PASSAGE PROVIDED:
__________________________________________________
Investigation of Snare-Mediated Membrane Fusion Mechanism Using Atomic Force Microscope Spectroscopy

by Abdulreda, Midhat H.

Membrane fusion is essential for survival in eukaryotic cells. Many physiological processes such as endocytosis and exocytosis are mediated by membrane fusion, which is driven by highly specialized and conserved family of proteins. Neuronal soluble Nethylmaleimide- sensitive factor attachment protein receptors (SNAREs) mediate vesicle fusion with the plasma membrane during neurotransmitter release; however, the mechanism for SNARE-mediated membrane fusion remains to be established. In the current work, we aimed at investigating this mechanism using atomic force microscope (AFM) spectroscopy. We established an AFM lipid bilayer system, which proved effective in detecting fusion of bilayers and measuring compression forces required to generate fusion. It also revealed that SNARE-mediated membrane fusion proceeds through an intermediate hemifused state. Using this system, we revealed the energy landscape for membrane fusion using a dynamic force approach. We carried out compression force measurements at different compression rates and a significant reduction in the force was observed when SNAREs were present in the bilayers. The results also indicated that a single energy barrier governed membrane fusion in our experimental system. The energy barrier is characterized by its width and height, which determine the slope of the activation potential. With SNAREs in the opposing (trans) bilayers, the width of the barrier increased > 2 fold, which is interpreted as an increase in the compressibility of the membranes and subsequently a greater ease in their deformation and fusion under compression. Moreover, specific perturbations to the SNARE interaction interfered with the observed facilitation of membrane fusion, which indicated the involvement of SNAREs in the observed fusion facilitation and increase in the fusion rate. Furthermore, dissociation kinetics analysis of the SNARE interaction revealed a strong binding force during trans SNARE-complex formation, and a correlation between the strength of the SNARE interaction and the degree of fusion facilitation was established. In conclusion, the present findings provide support for a mechanism for SNAREmediated membrane fusion, where trans-interaction between SNAREs provides close apposition of the membranes and reduces fusion energy requirements by locally destabilizing the bilayers, in which the SNAREs are anchored, through pulling on or tilting of their transmembrane segments.
__________________________________________________
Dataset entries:

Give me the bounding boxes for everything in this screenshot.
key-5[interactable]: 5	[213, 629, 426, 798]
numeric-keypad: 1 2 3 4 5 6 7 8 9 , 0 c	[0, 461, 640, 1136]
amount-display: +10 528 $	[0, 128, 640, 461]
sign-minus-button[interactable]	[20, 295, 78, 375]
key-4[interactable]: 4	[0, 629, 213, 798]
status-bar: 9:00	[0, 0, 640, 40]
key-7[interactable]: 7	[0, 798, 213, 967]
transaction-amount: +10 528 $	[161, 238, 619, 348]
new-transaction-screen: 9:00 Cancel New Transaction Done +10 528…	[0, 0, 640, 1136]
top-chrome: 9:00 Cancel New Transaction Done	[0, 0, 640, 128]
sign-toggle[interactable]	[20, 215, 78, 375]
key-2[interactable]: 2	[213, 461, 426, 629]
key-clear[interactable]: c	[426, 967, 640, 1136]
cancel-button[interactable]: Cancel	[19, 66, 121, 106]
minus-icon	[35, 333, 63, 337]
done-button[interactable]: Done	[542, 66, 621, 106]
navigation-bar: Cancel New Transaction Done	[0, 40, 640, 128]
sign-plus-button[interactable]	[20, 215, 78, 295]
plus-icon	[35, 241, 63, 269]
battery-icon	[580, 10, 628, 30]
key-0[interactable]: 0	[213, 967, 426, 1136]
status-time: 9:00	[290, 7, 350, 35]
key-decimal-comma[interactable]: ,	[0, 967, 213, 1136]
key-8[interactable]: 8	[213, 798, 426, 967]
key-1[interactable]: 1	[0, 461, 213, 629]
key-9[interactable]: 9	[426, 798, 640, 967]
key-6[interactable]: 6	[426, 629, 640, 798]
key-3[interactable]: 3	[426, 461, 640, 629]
__________________________________________________
REQUIRED ACTION:
List every finding that the abstract on SNARE-mediated membrane fusion introduces with the word "revealed".

SOLUTION:
- SNARE-mediated membrane fusion proceeds through an intermediate hemifused state.
- The energy landscape for membrane fusion, found using a dynamic force approach.
- A strong binding force during trans SNARE-complex formation, shown by dissociation kinetics analysis of the SNARE interaction.